> _Exercise brief_:
Look through the material below for "JSON". Copy every line that contains it.

[start]

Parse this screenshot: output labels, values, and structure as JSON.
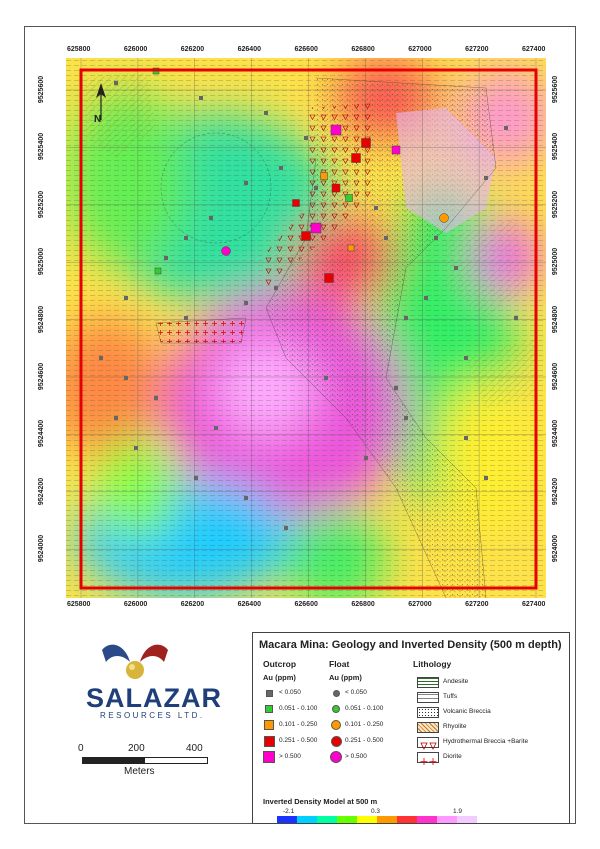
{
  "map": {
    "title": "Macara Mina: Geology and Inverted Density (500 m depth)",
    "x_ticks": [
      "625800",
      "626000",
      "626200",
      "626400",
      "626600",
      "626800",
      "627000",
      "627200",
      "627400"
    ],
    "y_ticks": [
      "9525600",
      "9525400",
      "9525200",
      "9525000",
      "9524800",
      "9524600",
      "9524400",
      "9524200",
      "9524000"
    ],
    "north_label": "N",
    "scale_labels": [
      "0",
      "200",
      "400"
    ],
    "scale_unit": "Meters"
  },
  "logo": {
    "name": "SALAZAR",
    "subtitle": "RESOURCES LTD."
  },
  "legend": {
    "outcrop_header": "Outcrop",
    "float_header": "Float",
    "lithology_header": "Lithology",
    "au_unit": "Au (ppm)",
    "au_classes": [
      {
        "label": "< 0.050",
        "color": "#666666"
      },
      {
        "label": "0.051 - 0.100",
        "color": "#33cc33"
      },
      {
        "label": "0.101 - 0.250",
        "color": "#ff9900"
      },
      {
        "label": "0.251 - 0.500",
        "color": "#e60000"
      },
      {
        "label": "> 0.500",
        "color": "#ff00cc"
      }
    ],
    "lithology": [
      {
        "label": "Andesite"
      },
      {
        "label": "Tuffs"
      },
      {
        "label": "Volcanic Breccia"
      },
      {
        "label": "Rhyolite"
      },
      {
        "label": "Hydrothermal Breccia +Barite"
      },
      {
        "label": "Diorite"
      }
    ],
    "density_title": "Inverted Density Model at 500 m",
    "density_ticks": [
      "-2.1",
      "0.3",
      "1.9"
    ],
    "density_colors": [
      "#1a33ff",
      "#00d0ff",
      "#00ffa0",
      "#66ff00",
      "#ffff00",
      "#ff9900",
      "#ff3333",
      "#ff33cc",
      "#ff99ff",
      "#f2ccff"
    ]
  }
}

[end]
[start]

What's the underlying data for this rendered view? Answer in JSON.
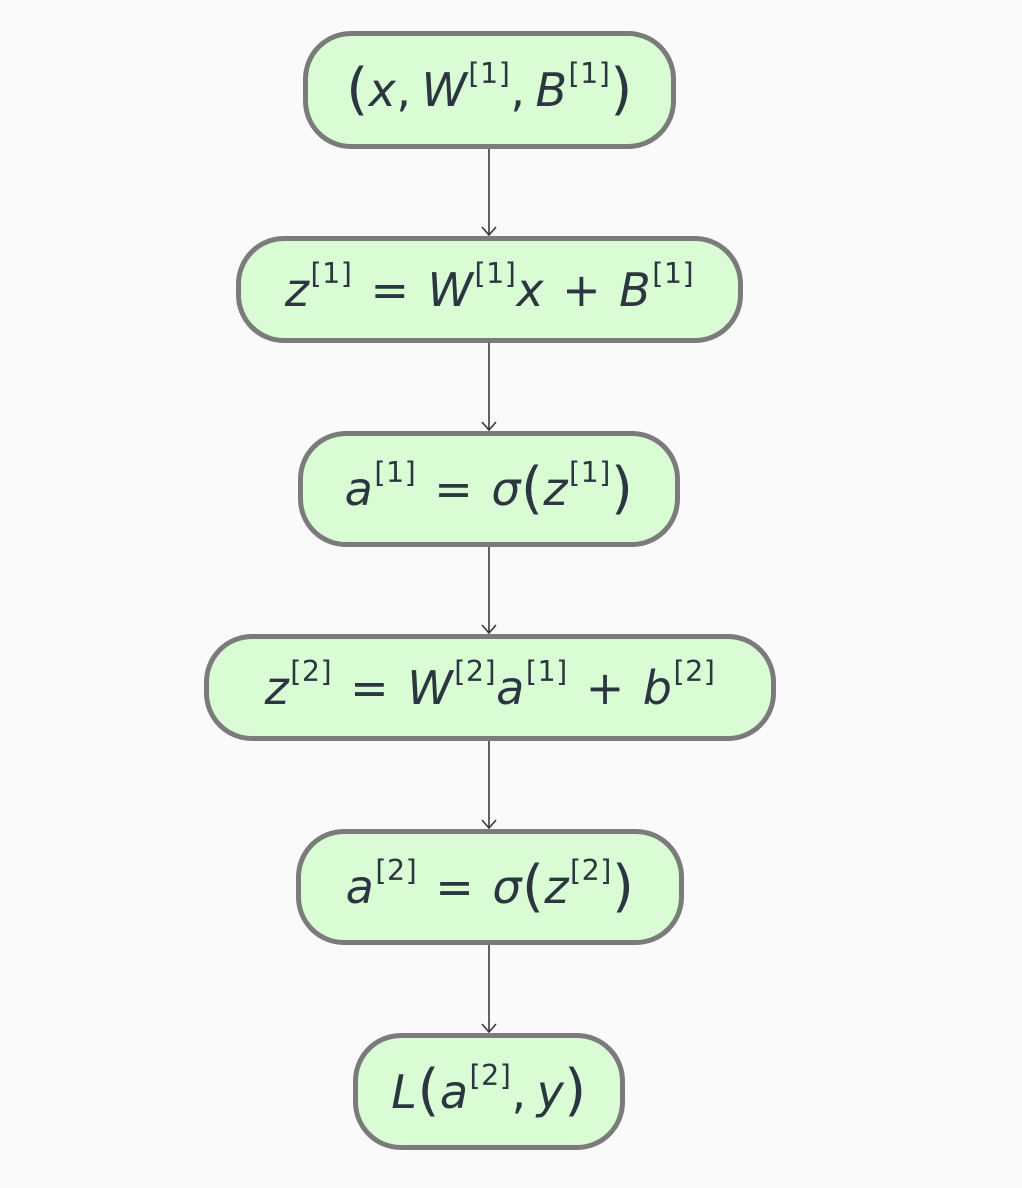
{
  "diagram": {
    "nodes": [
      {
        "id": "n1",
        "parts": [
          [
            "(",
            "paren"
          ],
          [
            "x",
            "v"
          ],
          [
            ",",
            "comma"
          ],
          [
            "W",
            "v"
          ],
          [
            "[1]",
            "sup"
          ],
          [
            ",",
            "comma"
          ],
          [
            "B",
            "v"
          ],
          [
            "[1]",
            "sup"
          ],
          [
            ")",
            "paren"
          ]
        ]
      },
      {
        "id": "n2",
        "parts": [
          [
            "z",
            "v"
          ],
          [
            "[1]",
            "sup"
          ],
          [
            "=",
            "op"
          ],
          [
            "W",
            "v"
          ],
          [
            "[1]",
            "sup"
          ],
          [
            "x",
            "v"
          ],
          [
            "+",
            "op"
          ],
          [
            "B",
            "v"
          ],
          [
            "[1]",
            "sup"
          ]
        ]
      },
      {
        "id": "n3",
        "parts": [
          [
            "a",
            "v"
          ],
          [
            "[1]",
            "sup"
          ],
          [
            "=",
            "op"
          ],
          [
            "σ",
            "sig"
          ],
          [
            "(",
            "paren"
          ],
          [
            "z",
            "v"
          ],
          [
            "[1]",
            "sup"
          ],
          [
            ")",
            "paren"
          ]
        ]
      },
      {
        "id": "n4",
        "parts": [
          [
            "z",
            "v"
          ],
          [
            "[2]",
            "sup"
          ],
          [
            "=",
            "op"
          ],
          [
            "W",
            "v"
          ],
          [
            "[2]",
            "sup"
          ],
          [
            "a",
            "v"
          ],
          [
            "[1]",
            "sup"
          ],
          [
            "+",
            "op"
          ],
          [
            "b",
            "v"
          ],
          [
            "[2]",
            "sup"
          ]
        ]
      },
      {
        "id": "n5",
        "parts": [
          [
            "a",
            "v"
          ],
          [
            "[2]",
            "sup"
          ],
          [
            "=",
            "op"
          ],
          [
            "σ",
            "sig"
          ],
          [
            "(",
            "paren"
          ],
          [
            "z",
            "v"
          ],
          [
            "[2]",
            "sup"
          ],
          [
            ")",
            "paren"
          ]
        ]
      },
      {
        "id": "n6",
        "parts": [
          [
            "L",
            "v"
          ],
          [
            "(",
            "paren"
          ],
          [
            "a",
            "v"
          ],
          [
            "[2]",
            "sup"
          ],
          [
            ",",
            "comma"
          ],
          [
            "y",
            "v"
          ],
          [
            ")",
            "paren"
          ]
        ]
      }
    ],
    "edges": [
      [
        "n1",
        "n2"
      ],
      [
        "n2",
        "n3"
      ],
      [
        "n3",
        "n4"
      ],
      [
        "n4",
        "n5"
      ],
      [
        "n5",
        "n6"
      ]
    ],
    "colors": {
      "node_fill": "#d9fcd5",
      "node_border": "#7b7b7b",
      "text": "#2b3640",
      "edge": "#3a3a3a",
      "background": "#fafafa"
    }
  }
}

[end]
[start]

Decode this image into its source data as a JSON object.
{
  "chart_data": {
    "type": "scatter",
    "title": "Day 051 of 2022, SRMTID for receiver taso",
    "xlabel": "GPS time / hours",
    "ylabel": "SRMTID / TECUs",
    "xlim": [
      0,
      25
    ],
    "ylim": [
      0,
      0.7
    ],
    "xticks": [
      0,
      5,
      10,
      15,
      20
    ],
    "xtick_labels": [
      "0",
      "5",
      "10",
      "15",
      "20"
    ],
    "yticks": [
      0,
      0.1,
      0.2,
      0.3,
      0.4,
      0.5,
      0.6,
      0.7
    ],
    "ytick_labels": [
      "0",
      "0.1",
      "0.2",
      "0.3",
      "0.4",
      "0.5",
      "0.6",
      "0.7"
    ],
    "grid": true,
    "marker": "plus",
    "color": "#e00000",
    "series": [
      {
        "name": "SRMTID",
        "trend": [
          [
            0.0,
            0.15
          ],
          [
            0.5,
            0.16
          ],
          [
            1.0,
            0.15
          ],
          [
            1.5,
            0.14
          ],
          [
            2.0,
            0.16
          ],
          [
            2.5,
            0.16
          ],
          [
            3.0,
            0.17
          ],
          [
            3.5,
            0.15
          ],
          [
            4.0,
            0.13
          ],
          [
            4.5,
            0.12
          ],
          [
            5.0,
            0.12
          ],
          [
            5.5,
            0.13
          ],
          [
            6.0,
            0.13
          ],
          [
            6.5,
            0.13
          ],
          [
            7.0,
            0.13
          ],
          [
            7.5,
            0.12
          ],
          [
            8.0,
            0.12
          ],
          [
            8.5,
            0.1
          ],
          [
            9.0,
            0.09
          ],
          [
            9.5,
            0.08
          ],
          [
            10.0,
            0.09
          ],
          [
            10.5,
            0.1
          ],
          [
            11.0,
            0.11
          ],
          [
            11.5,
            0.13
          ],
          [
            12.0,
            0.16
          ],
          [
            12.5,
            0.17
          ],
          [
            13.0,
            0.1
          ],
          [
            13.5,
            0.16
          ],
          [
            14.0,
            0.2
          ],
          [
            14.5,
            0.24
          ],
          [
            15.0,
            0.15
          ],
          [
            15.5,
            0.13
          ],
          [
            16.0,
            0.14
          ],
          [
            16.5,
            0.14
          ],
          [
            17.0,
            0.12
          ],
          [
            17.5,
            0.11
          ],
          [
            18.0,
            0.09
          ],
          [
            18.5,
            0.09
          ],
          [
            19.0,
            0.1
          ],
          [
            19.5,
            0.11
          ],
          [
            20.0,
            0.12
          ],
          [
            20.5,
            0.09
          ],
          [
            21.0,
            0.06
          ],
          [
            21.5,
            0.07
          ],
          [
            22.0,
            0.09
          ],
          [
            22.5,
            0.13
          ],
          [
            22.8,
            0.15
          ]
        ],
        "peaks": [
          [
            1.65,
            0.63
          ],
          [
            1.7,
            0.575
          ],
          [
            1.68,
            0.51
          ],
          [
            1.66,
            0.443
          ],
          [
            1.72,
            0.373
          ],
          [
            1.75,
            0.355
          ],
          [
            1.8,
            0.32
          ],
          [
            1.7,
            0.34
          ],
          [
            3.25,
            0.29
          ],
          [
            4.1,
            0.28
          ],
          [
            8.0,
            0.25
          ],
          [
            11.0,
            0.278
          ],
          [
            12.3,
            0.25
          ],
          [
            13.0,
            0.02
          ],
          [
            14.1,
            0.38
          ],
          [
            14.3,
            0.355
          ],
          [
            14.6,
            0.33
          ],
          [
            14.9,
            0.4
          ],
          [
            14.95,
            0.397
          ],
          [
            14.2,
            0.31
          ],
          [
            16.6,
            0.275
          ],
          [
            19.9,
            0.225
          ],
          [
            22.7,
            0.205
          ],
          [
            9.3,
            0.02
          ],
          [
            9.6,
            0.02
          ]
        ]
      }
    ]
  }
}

[end]

> _Answer for this exercise_:
Parse this screenshot: output labels, values, and structure as JSON.
What's the underlying data for this rendered view? Answer in JSON.
Decode this image into its source data as a JSON object.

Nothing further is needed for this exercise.